Task data:
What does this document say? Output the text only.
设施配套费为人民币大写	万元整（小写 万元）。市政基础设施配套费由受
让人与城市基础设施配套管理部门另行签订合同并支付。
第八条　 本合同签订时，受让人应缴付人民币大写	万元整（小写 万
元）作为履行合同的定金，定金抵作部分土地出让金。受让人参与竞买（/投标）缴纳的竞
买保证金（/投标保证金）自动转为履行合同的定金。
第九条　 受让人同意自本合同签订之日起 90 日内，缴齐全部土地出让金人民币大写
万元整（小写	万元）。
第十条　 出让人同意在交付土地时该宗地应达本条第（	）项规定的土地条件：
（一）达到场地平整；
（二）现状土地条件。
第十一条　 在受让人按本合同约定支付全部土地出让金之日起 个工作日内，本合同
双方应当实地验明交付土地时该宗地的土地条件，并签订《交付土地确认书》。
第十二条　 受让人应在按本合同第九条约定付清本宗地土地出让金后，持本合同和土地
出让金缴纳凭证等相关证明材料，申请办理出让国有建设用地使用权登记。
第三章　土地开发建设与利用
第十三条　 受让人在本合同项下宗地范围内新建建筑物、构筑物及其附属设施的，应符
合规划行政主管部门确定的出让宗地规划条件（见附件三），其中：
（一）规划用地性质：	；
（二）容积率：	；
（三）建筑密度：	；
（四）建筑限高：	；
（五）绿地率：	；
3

---

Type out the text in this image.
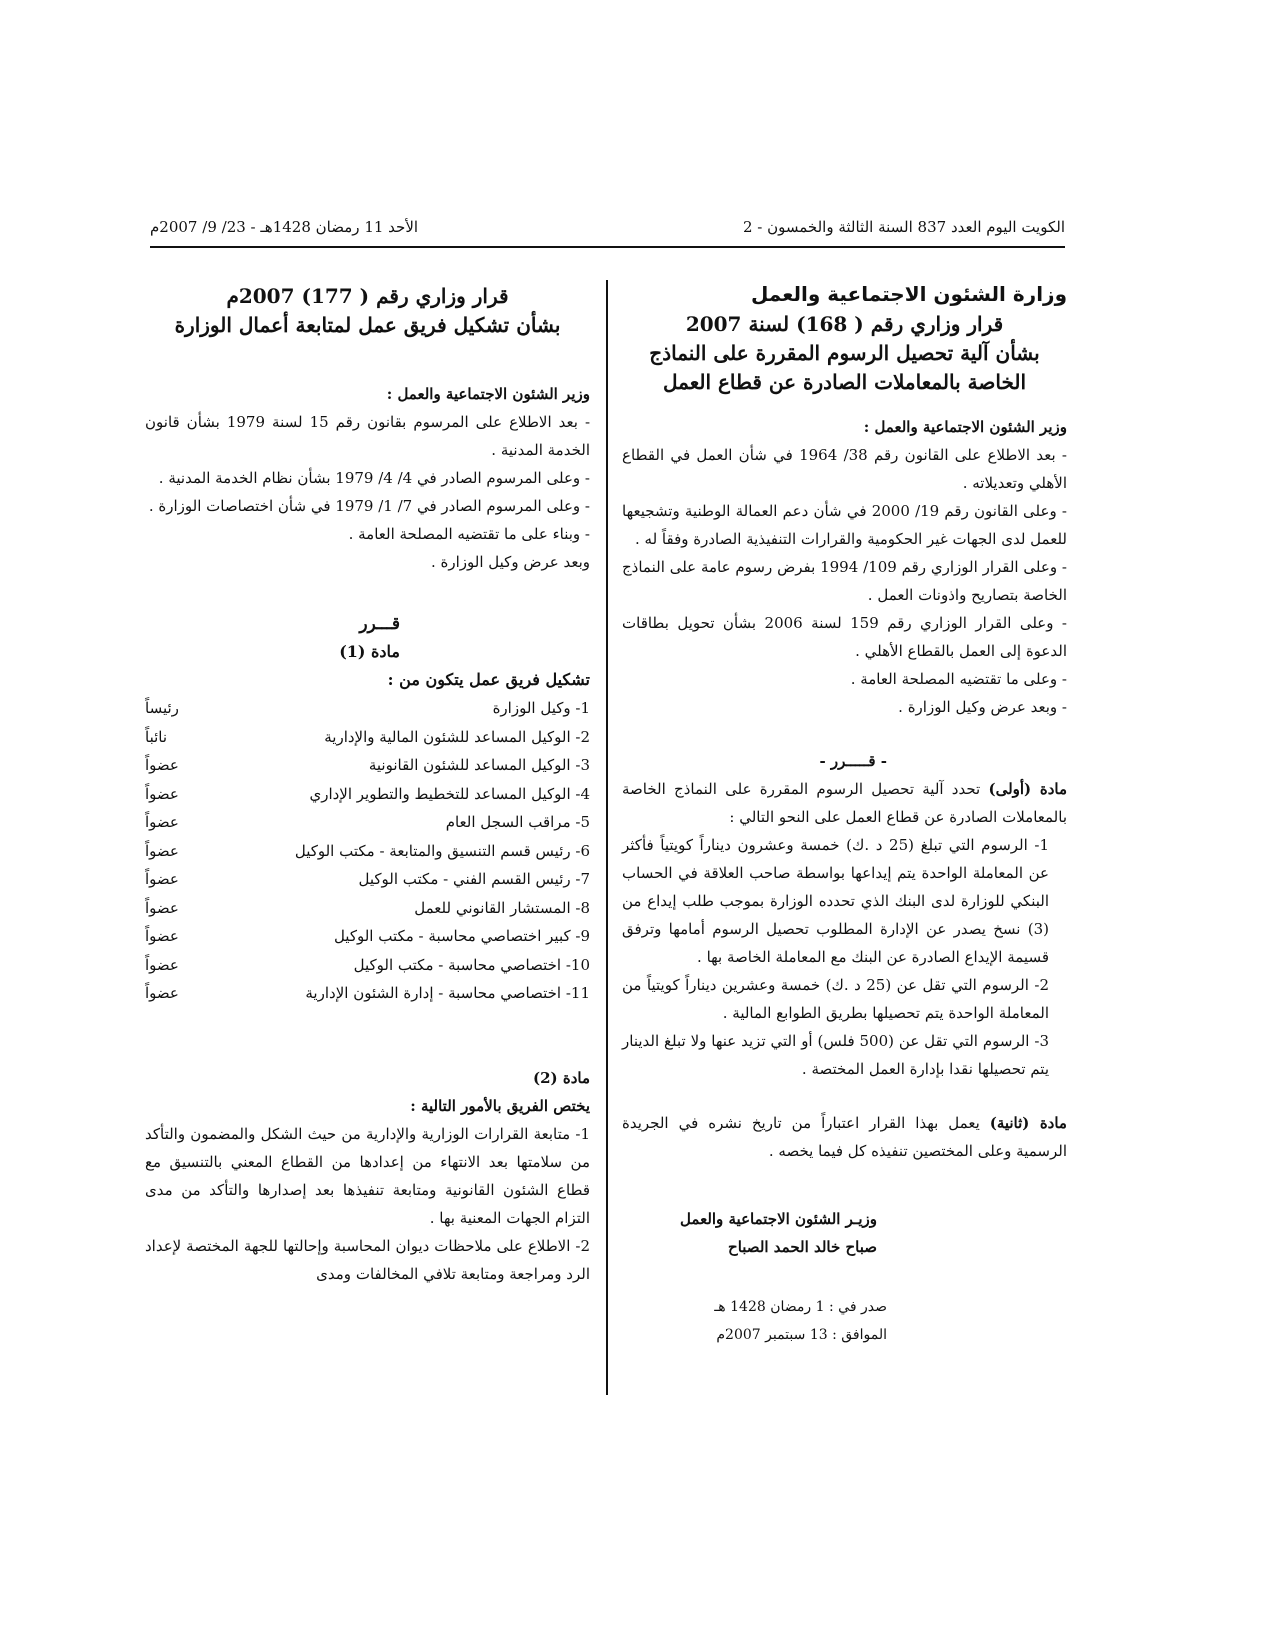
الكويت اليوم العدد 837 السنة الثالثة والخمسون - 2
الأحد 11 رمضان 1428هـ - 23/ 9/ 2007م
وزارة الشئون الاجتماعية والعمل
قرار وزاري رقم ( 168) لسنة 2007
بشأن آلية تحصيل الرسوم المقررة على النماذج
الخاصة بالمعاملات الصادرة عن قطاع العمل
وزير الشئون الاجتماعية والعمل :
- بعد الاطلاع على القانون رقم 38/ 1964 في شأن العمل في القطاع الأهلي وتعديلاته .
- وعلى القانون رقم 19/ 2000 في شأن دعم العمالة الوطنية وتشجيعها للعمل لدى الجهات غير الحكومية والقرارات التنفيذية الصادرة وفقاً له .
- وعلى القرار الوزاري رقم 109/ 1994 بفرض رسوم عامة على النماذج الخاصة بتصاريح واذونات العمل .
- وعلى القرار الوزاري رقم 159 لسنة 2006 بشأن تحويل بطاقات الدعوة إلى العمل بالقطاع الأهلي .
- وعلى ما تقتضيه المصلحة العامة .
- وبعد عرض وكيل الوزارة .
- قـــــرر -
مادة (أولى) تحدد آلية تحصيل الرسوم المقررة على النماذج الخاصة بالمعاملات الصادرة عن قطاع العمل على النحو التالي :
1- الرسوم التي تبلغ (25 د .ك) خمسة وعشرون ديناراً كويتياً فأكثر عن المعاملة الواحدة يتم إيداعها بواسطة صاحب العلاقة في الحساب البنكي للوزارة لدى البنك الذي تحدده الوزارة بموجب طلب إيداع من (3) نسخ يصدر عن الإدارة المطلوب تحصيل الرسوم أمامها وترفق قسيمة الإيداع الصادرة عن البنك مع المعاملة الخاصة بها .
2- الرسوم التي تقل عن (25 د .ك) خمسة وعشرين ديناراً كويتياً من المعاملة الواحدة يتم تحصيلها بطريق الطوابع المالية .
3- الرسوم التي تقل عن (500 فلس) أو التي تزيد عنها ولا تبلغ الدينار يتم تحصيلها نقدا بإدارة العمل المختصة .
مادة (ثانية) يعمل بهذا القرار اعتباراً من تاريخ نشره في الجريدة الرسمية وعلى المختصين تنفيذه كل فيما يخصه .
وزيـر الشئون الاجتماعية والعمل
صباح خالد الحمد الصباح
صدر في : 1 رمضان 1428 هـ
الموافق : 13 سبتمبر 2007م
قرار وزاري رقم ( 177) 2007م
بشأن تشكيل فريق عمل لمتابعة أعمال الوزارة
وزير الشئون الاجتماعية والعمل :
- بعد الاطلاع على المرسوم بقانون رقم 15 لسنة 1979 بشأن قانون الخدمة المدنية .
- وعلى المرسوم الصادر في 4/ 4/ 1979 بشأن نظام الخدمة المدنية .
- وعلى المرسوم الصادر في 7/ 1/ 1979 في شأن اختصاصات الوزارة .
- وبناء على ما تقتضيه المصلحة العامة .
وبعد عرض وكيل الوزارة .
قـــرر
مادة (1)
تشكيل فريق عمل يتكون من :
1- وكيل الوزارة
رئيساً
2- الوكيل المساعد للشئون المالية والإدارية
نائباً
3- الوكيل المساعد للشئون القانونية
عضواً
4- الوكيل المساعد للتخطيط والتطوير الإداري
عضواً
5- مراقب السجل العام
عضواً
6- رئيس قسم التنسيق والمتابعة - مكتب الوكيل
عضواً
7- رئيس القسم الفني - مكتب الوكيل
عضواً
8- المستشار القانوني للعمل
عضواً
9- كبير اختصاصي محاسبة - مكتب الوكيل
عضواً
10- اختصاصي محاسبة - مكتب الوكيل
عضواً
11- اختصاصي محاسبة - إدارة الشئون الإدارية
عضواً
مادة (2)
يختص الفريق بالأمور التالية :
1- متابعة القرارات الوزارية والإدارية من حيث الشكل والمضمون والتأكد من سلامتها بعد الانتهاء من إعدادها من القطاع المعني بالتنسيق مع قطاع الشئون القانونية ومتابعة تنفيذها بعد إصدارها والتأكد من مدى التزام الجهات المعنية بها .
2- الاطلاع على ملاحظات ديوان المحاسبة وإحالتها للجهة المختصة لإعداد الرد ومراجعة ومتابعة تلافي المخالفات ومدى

==

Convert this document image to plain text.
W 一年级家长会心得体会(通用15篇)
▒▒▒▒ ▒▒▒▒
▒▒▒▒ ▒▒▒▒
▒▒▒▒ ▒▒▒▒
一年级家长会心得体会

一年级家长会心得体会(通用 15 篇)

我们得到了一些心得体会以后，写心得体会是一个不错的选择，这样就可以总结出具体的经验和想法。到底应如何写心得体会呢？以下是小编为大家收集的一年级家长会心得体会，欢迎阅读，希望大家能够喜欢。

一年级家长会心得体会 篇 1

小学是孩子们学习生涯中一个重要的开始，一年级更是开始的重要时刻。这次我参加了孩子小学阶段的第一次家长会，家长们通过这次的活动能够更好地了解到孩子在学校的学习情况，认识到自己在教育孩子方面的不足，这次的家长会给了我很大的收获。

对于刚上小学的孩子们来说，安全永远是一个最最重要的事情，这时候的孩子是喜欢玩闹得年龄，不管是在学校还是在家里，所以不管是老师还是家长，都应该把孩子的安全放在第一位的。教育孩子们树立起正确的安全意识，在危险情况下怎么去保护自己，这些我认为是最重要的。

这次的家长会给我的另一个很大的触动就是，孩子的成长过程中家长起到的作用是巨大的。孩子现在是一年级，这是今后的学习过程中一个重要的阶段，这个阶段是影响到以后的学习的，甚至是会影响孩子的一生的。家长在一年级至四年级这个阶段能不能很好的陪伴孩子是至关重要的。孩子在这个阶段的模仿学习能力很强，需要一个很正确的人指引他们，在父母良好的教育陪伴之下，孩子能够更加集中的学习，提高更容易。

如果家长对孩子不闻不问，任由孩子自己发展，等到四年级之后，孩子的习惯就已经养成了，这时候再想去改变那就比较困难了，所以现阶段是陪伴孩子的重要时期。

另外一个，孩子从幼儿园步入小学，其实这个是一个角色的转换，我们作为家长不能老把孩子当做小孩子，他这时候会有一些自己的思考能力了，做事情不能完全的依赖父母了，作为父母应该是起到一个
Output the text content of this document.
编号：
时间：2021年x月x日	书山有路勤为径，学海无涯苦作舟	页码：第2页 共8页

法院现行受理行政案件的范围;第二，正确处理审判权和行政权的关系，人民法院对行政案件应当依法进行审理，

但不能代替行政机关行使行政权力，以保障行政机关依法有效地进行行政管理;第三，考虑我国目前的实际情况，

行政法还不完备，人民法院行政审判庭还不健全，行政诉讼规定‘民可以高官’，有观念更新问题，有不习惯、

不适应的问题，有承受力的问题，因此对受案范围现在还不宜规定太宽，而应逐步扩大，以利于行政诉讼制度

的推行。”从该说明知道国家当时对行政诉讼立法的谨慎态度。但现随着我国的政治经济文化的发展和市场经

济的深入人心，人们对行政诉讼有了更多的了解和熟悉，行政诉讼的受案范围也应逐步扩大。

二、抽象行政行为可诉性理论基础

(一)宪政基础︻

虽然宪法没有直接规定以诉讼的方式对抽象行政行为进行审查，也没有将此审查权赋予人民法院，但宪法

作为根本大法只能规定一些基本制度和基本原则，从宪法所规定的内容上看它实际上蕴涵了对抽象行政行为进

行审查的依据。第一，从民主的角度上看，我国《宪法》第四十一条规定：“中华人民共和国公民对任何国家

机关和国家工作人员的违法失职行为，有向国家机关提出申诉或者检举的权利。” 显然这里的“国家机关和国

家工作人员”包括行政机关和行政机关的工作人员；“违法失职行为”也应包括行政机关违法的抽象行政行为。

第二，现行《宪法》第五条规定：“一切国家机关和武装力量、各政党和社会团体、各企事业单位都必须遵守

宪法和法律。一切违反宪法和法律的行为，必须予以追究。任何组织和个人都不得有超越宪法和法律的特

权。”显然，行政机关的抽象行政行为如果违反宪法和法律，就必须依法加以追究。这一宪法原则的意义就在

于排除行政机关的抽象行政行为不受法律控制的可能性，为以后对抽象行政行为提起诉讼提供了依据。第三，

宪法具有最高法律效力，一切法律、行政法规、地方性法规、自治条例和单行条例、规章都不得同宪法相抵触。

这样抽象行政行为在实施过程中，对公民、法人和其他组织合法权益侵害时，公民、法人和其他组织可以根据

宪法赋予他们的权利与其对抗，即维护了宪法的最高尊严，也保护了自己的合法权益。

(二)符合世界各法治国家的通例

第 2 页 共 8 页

Request:
In the entries above, some lines may contain the string "المختصة"; report how many, without additional comment.

Response:
2